**DESCRIPTION OF THE TASK:** In the data below, locate each line with the word "icon" and list it.

Excerpts from a figure dataset:
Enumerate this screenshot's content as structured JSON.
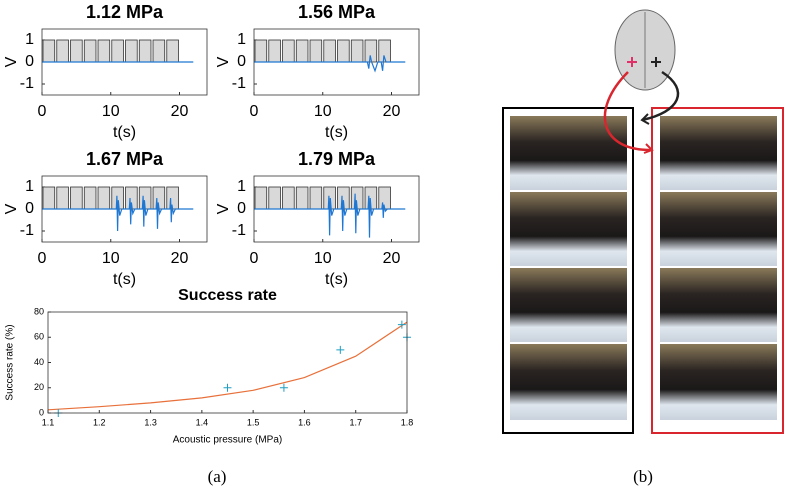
{
  "chart_data": [
    {
      "type": "pulse",
      "title": "1.12 MPa",
      "xlabel": "t(s)",
      "ylabel": "V",
      "xlim": [
        0,
        24
      ],
      "ylim": [
        -1.5,
        1.5
      ],
      "xticks": [
        0,
        10,
        20
      ],
      "yticks": [
        -1,
        0,
        1
      ],
      "x": [
        1,
        3,
        5,
        7,
        9,
        11,
        13,
        15,
        17,
        19
      ],
      "values": [
        1,
        1,
        1,
        1,
        1,
        1,
        1,
        1,
        1,
        1
      ],
      "color": "#d9d9d9",
      "trace": {
        "color": "#1f77d4",
        "x": [
          0,
          22
        ],
        "values": [
          0,
          0
        ]
      }
    },
    {
      "type": "pulse",
      "title": "1.56 MPa",
      "xlabel": "t(s)",
      "ylabel": "V",
      "xlim": [
        0,
        24
      ],
      "ylim": [
        -1.5,
        1.5
      ],
      "xticks": [
        0,
        10,
        20
      ],
      "yticks": [
        -1,
        0,
        1
      ],
      "x": [
        1,
        3,
        5,
        7,
        9,
        11,
        13,
        15,
        17,
        19
      ],
      "values": [
        1,
        1,
        1,
        1,
        1,
        1,
        1,
        1,
        1,
        1
      ],
      "color": "#d9d9d9",
      "trace": {
        "color": "#1f77d4",
        "x": [
          0,
          16.5,
          16.7,
          16.9,
          17.1,
          17.6,
          17.8,
          18,
          18.5,
          18.7,
          18.9,
          19.2,
          22
        ],
        "values": [
          0,
          0,
          -0.3,
          0.3,
          0,
          -0.4,
          -0.2,
          0,
          0,
          -0.4,
          0.3,
          0,
          0
        ]
      }
    },
    {
      "type": "pulse",
      "title": "1.67 MPa",
      "xlabel": "t(s)",
      "ylabel": "V",
      "xlim": [
        0,
        24
      ],
      "ylim": [
        -1.5,
        1.5
      ],
      "xticks": [
        0,
        10,
        20
      ],
      "yticks": [
        -1,
        0,
        1
      ],
      "x": [
        1,
        3,
        5,
        7,
        9,
        11,
        13,
        15,
        17,
        19
      ],
      "values": [
        1,
        1,
        1,
        1,
        1,
        1,
        1,
        1,
        1,
        1
      ],
      "color": "#d9d9d9",
      "trace": {
        "color": "#1f77d4",
        "x": [
          0,
          10.8,
          10.9,
          11,
          11.1,
          11.3,
          11.6,
          12.7,
          12.8,
          12.9,
          13,
          13.2,
          13.5,
          14.6,
          14.7,
          14.8,
          14.9,
          15.1,
          15.4,
          16.6,
          16.7,
          16.8,
          16.9,
          17.1,
          17.4,
          18.6,
          18.7,
          18.8,
          18.9,
          19.1,
          19.4,
          22
        ],
        "values": [
          0,
          0,
          0.6,
          -1,
          0.4,
          -0.3,
          0,
          0,
          0.5,
          -0.7,
          0.3,
          -0.2,
          0,
          0,
          0.6,
          -0.8,
          0.4,
          -0.3,
          0,
          0,
          0.5,
          -0.9,
          0.3,
          -0.2,
          0,
          0,
          0.5,
          -0.6,
          0.2,
          -0.2,
          0,
          0
        ]
      }
    },
    {
      "type": "pulse",
      "title": "1.79 MPa",
      "xlabel": "t(s)",
      "ylabel": "V",
      "xlim": [
        0,
        24
      ],
      "ylim": [
        -1.5,
        1.5
      ],
      "xticks": [
        0,
        10,
        20
      ],
      "yticks": [
        -1,
        0,
        1
      ],
      "x": [
        1,
        3,
        5,
        7,
        9,
        11,
        13,
        15,
        17,
        19
      ],
      "values": [
        1,
        1,
        1,
        1,
        1,
        1,
        1,
        1,
        1,
        1
      ],
      "color": "#d9d9d9",
      "trace": {
        "color": "#1f77d4",
        "x": [
          0,
          10.8,
          10.9,
          11,
          11.1,
          11.3,
          11.6,
          12.7,
          12.8,
          12.9,
          13,
          13.2,
          13.5,
          14.6,
          14.7,
          14.8,
          14.9,
          15.1,
          15.4,
          16.6,
          16.7,
          16.8,
          16.9,
          17.1,
          17.4,
          18.6,
          18.7,
          18.8,
          18.9,
          19.1,
          19.4,
          22
        ],
        "values": [
          0,
          0,
          0.6,
          -1.2,
          0.5,
          -0.3,
          0,
          0,
          0.6,
          -1,
          0.4,
          -0.3,
          0,
          0,
          0.7,
          -1.1,
          0.4,
          -0.3,
          0,
          0,
          0.6,
          -1.3,
          0.5,
          -0.3,
          0,
          0,
          0.3,
          -0.4,
          0.2,
          -0.1,
          0,
          0
        ]
      }
    },
    {
      "type": "scatter",
      "title": "Success rate",
      "xlabel": "Acoustic pressure (MPa)",
      "ylabel": "Success rate (%)",
      "xlim": [
        1.1,
        1.8
      ],
      "ylim": [
        0,
        80
      ],
      "xticks": [
        1.1,
        1.2,
        1.3,
        1.4,
        1.5,
        1.6,
        1.7,
        1.8
      ],
      "yticks": [
        0,
        20,
        40,
        60,
        80
      ],
      "x": [
        1.12,
        1.45,
        1.56,
        1.67,
        1.79,
        1.8
      ],
      "values": [
        0,
        20,
        20,
        50,
        70,
        60
      ],
      "color": "#1f9ec4",
      "fit": {
        "color": "#e8703a",
        "x": [
          1.1,
          1.2,
          1.3,
          1.4,
          1.5,
          1.6,
          1.7,
          1.8
        ],
        "values": [
          2.5,
          5,
          8,
          12,
          18,
          28,
          45,
          72
        ]
      }
    }
  ],
  "captions": [
    "(a)",
    "(b)"
  ]
}
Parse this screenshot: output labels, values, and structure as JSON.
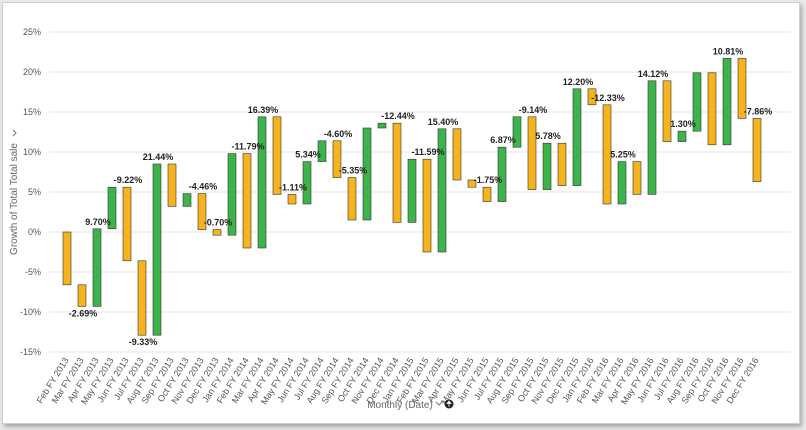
{
  "chart_data": {
    "type": "bar",
    "subtype": "floating-waterfall",
    "title": "",
    "xlabel": "Monthly (Date)",
    "ylabel": "Growth of Total Total sale",
    "ylim": [
      -15,
      25
    ],
    "yticks": [
      -15,
      -10,
      -5,
      0,
      5,
      10,
      15,
      20,
      25
    ],
    "ytick_labels": [
      "-15%",
      "-10%",
      "-5%",
      "0%",
      "5%",
      "10%",
      "15%",
      "20%",
      "25%"
    ],
    "grid": "horizontal",
    "colors": {
      "increase": "#3cb44b",
      "decrease": "#f5b41e",
      "edge": "#333333"
    },
    "categories": [
      "Feb FY 2013",
      "Mar FY 2013",
      "Apr FY 2013",
      "May FY 2013",
      "Jun FY 2013",
      "Jul FY 2013",
      "Aug FY 2013",
      "Sep FY 2013",
      "Oct FY 2013",
      "Nov FY 2013",
      "Dec FY 2013",
      "Jan FY 2014",
      "Feb FY 2014",
      "Mar FY 2014",
      "Apr FY 2014",
      "May FY 2014",
      "Jun FY 2014",
      "Jul FY 2014",
      "Aug FY 2014",
      "Sep FY 2014",
      "Oct FY 2014",
      "Nov FY 2014",
      "Dec FY 2014",
      "Jan FY 2015",
      "Feb FY 2015",
      "Mar FY 2015",
      "Apr FY 2015",
      "May FY 2015",
      "Jun FY 2015",
      "Jul FY 2015",
      "Aug FY 2015",
      "Sep FY 2015",
      "Oct FY 2015",
      "Nov FY 2015",
      "Dec FY 2015",
      "Jan FY 2016",
      "Feb FY 2016",
      "Mar FY 2016",
      "Apr FY 2016",
      "May FY 2016",
      "Jun FY 2016",
      "Jul FY 2016",
      "Aug FY 2016",
      "Sep FY 2016",
      "Oct FY 2016",
      "Nov FY 2016",
      "Dec FY 2016"
    ],
    "bars": [
      {
        "start": 0.0,
        "end": -6.6
      },
      {
        "start": -6.6,
        "end": -9.3,
        "label": "-2.69%",
        "label_pos": "below"
      },
      {
        "start": -9.3,
        "end": 0.4,
        "label": "9.70%"
      },
      {
        "start": 0.4,
        "end": 5.6
      },
      {
        "start": 5.6,
        "end": -3.6,
        "label": "-9.22%"
      },
      {
        "start": -3.6,
        "end": -12.9,
        "label": "-9.33%",
        "label_pos": "below"
      },
      {
        "start": -12.9,
        "end": 8.5,
        "label": "21.44%"
      },
      {
        "start": 8.5,
        "end": 3.2
      },
      {
        "start": 3.2,
        "end": 4.8
      },
      {
        "start": 4.8,
        "end": 0.3,
        "label": "-4.46%"
      },
      {
        "start": 0.3,
        "end": -0.4,
        "label": "-0.70%"
      },
      {
        "start": -0.4,
        "end": 9.8
      },
      {
        "start": 9.8,
        "end": -2.0,
        "label": "-11.79%"
      },
      {
        "start": -2.0,
        "end": 14.4,
        "label": "16.39%"
      },
      {
        "start": 14.4,
        "end": 4.7
      },
      {
        "start": 4.7,
        "end": 3.5,
        "label": "-1.11%"
      },
      {
        "start": 3.5,
        "end": 8.8,
        "label": "5.34%"
      },
      {
        "start": 8.8,
        "end": 11.4
      },
      {
        "start": 11.4,
        "end": 6.8,
        "label": "-4.60%"
      },
      {
        "start": 6.8,
        "end": 1.5,
        "label": "-5.35%"
      },
      {
        "start": 1.5,
        "end": 13.0
      },
      {
        "start": 13.0,
        "end": 13.6
      },
      {
        "start": 13.6,
        "end": 1.2,
        "label": "-12.44%"
      },
      {
        "start": 1.2,
        "end": 9.1
      },
      {
        "start": 9.1,
        "end": -2.5,
        "label": "-11.59%"
      },
      {
        "start": -2.5,
        "end": 12.9,
        "label": "15.40%"
      },
      {
        "start": 12.9,
        "end": 6.5
      },
      {
        "start": 6.5,
        "end": 5.6
      },
      {
        "start": 5.6,
        "end": 3.8,
        "label": "-1.75%"
      },
      {
        "start": 3.8,
        "end": 10.6,
        "label": "6.87%"
      },
      {
        "start": 10.6,
        "end": 14.4
      },
      {
        "start": 14.4,
        "end": 5.3,
        "label": "-9.14%"
      },
      {
        "start": 5.3,
        "end": 11.1,
        "label": "5.78%"
      },
      {
        "start": 11.1,
        "end": 5.8
      },
      {
        "start": 5.8,
        "end": 17.9,
        "label": "12.20%"
      },
      {
        "start": 17.9,
        "end": 15.9
      },
      {
        "start": 15.9,
        "end": 3.5,
        "label": "-12.33%"
      },
      {
        "start": 3.5,
        "end": 8.8,
        "label": "5.25%"
      },
      {
        "start": 8.8,
        "end": 4.7
      },
      {
        "start": 4.7,
        "end": 18.9,
        "label": "14.12%"
      },
      {
        "start": 18.9,
        "end": 11.3
      },
      {
        "start": 11.3,
        "end": 12.6,
        "label": "1.30%"
      },
      {
        "start": 12.6,
        "end": 19.9
      },
      {
        "start": 19.9,
        "end": 10.9
      },
      {
        "start": 10.9,
        "end": 21.7,
        "label": "10.81%"
      },
      {
        "start": 21.7,
        "end": 14.2
      },
      {
        "start": 14.2,
        "end": 6.3,
        "label": "-7.86%"
      }
    ]
  },
  "axis_menu_icon": "chevron-down-icon",
  "sort_icon": "sort-circle-icon"
}
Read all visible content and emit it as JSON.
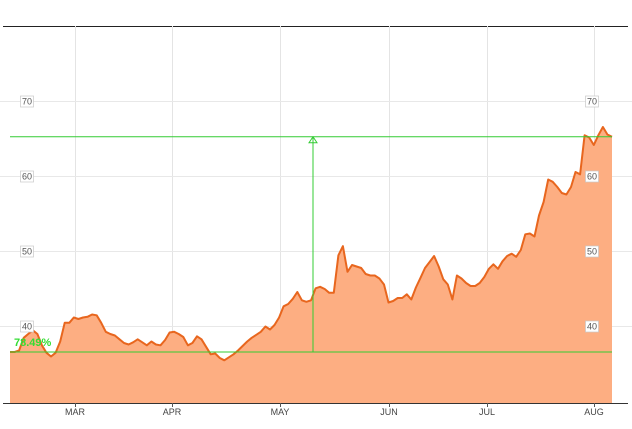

**WRITTEN RESPONSE:**
  "axis_menu_icon": "chevron-down-icon",
  "sort_icon": "sort-circle-icon"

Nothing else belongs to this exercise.